Scan the listing below. Report each line that includes "left".
— Start of Material shown —
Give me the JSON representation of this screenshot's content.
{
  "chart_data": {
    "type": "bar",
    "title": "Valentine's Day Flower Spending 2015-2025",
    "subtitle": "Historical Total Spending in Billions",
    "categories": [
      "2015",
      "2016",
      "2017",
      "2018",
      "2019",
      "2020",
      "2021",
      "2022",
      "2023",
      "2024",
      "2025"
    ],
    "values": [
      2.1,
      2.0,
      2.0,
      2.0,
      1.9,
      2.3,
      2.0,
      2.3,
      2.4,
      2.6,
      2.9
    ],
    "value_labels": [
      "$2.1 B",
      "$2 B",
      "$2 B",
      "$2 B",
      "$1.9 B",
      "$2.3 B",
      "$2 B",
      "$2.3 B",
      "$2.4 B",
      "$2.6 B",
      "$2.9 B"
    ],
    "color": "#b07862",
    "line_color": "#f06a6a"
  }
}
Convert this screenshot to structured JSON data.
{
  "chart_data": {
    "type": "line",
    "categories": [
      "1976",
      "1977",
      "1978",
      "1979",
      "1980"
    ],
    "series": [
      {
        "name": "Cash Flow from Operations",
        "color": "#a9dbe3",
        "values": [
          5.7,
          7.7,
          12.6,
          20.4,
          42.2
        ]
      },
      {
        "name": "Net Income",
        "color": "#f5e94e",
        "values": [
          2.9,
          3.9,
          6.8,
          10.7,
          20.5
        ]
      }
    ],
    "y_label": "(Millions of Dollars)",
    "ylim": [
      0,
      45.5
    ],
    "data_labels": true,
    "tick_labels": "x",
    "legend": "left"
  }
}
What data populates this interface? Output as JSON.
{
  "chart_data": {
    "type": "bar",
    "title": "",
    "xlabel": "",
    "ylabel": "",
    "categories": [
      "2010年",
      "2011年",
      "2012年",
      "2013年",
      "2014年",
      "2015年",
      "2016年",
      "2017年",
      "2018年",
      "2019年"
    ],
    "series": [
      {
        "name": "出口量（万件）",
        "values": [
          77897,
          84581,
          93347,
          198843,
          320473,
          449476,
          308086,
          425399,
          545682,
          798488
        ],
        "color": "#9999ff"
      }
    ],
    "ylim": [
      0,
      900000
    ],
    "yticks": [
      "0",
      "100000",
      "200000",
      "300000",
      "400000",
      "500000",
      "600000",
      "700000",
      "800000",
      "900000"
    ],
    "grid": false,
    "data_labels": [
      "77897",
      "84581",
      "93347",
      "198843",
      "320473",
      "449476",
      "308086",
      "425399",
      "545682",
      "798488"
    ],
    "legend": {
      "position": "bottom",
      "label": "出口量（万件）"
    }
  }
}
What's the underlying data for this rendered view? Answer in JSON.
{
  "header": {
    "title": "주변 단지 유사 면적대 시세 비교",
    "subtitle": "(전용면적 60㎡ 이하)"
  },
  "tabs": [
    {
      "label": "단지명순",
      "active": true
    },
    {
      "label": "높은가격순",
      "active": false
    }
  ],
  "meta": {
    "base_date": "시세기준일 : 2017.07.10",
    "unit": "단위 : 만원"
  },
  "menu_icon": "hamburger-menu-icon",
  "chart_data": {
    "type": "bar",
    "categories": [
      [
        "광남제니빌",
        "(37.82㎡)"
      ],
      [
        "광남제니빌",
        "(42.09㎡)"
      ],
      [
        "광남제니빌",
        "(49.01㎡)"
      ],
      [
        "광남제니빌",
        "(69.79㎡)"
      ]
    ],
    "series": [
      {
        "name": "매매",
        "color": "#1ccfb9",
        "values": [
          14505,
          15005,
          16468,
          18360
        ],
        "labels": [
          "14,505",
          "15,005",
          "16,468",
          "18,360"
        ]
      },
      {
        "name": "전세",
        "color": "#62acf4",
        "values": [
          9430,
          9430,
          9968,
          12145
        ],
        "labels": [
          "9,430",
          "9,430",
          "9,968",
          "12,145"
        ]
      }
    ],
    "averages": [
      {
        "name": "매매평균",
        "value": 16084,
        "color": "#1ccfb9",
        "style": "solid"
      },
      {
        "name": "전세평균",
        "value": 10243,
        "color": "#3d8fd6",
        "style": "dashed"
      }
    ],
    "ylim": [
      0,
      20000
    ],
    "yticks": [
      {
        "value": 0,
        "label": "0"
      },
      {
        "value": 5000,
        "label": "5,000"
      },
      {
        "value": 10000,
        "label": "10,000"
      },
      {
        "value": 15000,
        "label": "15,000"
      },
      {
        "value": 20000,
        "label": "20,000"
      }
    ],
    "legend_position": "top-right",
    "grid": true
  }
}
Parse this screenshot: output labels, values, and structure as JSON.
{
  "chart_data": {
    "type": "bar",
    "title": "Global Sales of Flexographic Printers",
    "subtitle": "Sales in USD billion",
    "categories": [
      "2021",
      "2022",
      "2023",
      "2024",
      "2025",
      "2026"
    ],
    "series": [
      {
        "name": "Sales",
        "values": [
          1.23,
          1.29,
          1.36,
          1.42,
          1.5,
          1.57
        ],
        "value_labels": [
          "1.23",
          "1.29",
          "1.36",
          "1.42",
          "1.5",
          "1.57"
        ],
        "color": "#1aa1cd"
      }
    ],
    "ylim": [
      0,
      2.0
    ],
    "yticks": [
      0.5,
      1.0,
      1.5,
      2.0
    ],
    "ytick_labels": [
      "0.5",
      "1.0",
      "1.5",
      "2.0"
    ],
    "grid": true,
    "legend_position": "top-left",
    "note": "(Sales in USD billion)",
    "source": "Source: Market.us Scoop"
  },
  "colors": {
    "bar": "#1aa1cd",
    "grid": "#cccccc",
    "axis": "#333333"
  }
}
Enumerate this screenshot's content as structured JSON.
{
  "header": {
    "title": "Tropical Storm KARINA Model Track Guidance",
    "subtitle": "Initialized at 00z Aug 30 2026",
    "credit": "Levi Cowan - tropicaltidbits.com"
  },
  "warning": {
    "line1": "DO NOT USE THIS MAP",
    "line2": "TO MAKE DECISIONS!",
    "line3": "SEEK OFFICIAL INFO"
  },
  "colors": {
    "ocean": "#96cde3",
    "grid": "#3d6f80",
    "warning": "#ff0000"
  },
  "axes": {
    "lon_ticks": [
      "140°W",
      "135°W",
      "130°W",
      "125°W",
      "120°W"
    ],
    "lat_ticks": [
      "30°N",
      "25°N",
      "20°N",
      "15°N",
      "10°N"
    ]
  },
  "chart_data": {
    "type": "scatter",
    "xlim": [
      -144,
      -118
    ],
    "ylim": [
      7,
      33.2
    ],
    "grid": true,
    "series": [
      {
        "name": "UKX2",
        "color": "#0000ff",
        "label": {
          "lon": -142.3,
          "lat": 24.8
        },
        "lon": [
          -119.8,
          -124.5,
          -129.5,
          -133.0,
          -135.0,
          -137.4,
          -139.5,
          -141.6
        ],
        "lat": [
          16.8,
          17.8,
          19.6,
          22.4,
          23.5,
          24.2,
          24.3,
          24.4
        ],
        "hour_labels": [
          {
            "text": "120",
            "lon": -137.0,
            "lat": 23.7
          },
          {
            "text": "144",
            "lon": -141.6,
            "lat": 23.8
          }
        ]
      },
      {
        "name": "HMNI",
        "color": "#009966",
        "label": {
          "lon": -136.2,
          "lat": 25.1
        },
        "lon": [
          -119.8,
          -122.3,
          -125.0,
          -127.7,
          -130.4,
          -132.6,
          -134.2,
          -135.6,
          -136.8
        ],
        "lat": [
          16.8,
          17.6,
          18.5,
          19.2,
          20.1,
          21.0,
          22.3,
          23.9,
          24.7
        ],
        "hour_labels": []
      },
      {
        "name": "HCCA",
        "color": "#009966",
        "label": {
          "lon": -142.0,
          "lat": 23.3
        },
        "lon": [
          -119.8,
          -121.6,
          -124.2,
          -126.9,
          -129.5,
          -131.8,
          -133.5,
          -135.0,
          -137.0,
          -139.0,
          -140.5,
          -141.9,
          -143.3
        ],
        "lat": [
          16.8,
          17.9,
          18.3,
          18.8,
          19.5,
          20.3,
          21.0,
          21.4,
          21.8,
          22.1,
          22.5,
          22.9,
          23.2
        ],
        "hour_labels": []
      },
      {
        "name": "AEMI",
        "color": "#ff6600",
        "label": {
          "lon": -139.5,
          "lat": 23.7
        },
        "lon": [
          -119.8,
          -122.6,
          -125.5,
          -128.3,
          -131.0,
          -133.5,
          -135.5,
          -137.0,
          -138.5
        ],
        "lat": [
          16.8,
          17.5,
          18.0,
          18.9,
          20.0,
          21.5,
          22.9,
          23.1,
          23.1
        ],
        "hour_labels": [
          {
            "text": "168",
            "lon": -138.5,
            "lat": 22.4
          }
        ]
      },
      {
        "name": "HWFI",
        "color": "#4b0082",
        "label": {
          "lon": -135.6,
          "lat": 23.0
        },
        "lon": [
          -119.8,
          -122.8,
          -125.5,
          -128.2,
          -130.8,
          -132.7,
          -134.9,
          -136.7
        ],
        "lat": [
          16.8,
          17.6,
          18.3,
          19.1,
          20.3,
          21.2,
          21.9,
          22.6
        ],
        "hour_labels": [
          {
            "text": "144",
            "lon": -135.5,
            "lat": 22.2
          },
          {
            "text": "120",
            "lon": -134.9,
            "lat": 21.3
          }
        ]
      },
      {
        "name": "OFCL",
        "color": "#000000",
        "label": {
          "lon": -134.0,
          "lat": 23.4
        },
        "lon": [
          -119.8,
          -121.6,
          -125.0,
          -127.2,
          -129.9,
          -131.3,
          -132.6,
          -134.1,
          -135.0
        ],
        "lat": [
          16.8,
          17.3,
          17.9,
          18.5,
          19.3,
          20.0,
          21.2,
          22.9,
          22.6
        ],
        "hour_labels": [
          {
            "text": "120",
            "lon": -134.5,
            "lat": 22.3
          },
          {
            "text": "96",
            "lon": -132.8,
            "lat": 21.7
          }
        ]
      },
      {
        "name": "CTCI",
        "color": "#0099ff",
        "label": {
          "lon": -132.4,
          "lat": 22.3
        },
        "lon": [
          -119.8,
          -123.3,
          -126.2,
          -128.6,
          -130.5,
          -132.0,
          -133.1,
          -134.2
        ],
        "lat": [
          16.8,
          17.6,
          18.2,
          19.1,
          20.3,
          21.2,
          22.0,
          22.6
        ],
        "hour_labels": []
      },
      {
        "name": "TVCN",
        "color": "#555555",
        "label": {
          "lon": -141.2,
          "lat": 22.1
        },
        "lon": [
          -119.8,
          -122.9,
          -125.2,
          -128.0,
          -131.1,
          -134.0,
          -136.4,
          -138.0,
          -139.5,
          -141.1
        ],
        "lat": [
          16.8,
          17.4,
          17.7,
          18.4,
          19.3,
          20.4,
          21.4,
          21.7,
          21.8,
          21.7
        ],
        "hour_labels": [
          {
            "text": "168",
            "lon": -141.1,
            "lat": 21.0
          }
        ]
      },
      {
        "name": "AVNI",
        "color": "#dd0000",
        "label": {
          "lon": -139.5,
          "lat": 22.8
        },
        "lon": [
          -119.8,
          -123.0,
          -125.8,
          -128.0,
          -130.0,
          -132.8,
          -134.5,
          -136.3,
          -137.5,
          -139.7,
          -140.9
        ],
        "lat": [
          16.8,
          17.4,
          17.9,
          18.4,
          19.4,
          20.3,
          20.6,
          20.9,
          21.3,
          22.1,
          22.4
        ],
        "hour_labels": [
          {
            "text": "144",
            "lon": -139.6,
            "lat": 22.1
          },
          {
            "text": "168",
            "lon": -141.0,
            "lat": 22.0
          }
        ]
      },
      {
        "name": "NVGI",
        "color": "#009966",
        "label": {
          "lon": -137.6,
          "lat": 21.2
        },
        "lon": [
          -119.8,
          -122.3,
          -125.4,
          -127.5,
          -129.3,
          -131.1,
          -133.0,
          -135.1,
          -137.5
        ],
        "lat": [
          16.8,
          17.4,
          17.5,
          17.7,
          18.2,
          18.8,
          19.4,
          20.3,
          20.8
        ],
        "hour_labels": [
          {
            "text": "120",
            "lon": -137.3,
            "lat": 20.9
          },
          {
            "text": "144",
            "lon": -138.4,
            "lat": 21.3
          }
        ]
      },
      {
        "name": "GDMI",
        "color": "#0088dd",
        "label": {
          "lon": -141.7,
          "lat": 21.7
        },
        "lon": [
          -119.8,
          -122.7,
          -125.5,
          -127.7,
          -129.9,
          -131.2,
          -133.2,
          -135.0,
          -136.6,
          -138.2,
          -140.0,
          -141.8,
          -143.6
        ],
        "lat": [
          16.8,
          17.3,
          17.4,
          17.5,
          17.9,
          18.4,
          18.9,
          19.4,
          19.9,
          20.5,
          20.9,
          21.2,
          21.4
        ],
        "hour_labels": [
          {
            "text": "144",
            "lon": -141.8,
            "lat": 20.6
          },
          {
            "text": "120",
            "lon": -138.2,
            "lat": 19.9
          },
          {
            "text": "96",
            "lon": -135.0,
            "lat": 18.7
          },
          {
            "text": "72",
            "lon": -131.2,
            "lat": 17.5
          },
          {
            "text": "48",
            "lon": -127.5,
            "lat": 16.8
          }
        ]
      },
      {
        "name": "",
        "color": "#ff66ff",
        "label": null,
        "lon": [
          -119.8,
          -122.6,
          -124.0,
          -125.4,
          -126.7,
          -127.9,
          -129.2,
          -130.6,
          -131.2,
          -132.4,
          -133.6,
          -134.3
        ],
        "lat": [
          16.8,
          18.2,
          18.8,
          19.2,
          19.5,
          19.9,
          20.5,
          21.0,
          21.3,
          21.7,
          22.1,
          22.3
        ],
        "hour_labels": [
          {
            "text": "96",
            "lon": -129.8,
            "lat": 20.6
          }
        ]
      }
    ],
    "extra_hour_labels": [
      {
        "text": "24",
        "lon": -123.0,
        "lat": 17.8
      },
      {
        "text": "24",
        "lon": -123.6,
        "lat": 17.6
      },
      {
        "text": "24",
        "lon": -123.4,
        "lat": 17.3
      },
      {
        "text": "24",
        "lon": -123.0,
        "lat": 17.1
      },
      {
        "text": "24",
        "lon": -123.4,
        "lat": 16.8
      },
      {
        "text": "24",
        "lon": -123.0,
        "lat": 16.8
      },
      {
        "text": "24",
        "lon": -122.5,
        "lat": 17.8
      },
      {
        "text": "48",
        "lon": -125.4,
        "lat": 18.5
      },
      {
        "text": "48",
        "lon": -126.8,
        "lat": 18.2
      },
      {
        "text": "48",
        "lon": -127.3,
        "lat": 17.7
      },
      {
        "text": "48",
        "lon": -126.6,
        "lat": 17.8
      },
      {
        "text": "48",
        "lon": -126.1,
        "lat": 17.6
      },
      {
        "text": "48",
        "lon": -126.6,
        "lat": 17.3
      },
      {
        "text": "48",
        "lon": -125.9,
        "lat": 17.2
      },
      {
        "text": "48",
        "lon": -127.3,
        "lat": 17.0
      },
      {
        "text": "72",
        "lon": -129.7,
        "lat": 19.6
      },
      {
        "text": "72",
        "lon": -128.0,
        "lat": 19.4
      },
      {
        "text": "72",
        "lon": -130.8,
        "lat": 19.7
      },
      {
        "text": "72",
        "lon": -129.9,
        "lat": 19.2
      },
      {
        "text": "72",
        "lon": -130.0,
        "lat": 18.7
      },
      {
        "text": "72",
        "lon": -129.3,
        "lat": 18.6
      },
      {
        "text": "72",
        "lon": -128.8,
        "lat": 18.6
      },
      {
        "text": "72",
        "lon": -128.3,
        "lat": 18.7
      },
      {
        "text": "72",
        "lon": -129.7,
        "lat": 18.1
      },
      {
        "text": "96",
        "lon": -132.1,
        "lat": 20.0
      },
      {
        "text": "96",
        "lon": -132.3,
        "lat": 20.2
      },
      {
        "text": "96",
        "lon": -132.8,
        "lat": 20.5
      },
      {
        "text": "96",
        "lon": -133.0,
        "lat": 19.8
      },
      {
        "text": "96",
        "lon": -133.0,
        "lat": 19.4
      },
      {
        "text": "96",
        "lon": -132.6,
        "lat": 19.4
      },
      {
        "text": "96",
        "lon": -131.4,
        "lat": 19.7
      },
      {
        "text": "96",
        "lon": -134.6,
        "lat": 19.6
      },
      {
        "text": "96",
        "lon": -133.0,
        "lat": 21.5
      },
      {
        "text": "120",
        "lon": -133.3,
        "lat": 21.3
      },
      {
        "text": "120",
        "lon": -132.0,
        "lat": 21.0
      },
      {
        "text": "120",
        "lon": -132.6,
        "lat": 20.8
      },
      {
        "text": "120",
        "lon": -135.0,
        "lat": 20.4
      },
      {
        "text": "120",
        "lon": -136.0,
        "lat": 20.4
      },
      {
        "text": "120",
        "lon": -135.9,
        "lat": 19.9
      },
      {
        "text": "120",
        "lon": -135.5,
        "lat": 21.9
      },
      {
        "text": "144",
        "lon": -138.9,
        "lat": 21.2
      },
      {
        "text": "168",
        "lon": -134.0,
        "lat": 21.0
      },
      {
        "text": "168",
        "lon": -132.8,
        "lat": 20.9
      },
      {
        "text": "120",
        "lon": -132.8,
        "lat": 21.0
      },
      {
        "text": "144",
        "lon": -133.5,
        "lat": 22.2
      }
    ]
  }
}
— End of Material shown —
**Solution for this problem**
    "legend": "left"
    "legend_position": "top-left",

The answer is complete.